• Colloids;
  • granulocytes;
  • complement receptors;
  • Fcγ receptor IIIb;
  • L-selectin receptor;
  • adhesion molecules, in vivo

Background: Granulocytes have a role in the immediate immune response. In a previous investigation we could demonstrate in vitro a moderate increase of the complement receptors CR1 (CD35) and CR3 (CD11b/CD18) on the surface of polymorphonuclear neutrophils (PMN) after incubation of whole blood with colloids. To elucidate the clinical significance, we investigated if these changes were also present in vivo.

Methods: The study was performed prior to anaesthesia for orthopaedic surgery. A total of 60 ASA-I patients was evaluated. Patients received in a randomised manner 7 mL/kg of the following solutions: human albumin 5% (HA), gelatine 4% (GEL), hydroxyethylstarch solution 6% with MW 200 000 Da, degree of substitution 0.5 (HES), or Ringer’s solution. Prior to the infusion, at the end (30 min) and again 30 min later, blood samples were taken. Blood was incubated with fluorescein-conjugated monoclonal antibodies (CD11b, CD16, CD35, CD62L) and analysed with flow cytometry.

SUPPLIED DATA —
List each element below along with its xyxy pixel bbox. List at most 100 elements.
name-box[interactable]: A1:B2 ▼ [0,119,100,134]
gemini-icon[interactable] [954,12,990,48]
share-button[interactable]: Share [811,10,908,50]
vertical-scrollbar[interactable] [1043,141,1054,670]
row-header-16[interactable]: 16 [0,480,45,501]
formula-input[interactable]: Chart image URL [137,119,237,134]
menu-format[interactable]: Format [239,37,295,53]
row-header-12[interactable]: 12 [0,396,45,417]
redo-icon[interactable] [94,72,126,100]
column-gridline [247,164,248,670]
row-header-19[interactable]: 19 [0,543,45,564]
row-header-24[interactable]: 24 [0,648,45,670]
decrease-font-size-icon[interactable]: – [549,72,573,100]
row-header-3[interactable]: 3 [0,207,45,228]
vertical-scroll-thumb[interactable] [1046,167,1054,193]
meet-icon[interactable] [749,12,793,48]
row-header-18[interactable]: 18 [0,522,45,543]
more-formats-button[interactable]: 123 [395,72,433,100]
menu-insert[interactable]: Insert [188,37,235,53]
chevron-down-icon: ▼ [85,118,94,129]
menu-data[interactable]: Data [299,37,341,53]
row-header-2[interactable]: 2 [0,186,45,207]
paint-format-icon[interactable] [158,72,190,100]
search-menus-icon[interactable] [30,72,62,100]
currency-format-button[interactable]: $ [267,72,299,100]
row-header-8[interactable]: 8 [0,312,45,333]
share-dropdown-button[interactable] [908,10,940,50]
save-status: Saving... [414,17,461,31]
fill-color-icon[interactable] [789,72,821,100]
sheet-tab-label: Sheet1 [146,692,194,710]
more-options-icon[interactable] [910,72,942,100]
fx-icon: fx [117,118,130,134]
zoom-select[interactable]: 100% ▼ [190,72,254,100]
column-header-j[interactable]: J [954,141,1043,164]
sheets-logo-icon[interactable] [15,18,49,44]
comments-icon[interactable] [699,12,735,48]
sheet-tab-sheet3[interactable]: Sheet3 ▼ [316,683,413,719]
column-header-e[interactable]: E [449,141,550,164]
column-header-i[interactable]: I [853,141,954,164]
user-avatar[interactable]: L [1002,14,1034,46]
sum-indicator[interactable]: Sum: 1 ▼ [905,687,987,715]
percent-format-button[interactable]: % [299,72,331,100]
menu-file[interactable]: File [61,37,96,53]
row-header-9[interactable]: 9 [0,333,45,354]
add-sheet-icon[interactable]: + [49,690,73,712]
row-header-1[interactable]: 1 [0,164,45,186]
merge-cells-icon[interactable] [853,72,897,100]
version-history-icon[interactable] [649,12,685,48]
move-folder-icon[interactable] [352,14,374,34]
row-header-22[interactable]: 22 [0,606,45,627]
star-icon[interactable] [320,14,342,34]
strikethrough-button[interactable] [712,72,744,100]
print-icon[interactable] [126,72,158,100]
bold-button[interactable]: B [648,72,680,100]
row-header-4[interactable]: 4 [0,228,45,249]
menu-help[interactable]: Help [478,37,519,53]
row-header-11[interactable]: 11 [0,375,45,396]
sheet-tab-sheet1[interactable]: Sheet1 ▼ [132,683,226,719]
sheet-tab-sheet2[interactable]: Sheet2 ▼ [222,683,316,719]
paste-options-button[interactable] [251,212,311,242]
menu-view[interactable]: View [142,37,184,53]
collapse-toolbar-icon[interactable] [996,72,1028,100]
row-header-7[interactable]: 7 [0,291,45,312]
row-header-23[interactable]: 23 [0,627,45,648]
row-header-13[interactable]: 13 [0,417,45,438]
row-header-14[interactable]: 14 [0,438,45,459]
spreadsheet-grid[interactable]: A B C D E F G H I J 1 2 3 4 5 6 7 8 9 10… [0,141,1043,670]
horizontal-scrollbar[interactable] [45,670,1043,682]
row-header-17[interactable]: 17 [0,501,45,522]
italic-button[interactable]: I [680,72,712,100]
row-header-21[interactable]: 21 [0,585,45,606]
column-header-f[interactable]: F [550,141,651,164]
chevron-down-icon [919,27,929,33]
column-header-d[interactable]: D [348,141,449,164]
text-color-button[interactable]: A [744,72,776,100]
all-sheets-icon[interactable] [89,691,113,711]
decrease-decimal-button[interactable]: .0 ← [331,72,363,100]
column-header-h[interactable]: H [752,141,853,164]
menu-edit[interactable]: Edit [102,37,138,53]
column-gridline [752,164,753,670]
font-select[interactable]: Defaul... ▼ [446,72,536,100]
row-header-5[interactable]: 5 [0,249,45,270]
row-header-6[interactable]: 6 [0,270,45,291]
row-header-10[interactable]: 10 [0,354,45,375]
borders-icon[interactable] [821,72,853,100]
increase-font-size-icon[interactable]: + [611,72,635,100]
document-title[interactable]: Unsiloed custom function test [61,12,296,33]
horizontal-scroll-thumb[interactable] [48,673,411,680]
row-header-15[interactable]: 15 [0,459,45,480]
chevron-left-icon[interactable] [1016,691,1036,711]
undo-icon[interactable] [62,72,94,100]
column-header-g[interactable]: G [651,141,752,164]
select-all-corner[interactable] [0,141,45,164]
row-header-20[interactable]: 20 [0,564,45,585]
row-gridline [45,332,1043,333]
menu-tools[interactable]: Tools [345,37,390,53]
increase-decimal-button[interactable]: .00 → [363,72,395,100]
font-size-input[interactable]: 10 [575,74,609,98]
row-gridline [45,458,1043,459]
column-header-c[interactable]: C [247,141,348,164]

QUESTIONS TO ANSWER —
(1) In the colloid study abstract, how many patients were evaluated?
(2) Write the next part of the colloid study abstract, starting after its last sentence.
The lines come from a different source than the colloid study abstract.

ANSWERS —
(1) A total of 60 ASA-I patients.

(2)
Results: HA, GEL, HES, and Ringer’s solution failed to induce significant differences in the expression of complement receptors CR1 (CD35) and CR3 (CD11b/CD18), Fcγ receptor IIIb (CD16), and of L-selectin (CD62L) receptor on the surface of PMN.

Conclusions: Application of colloids like HA, GEL, or HES in moderate amounts shows no short-term effect on adhesion or activation molecules on granulocytes. However, in high doses, infused in situations such as multiple trauma and sepsis, the consequences on the function of PMN may be speculative and require further investigations.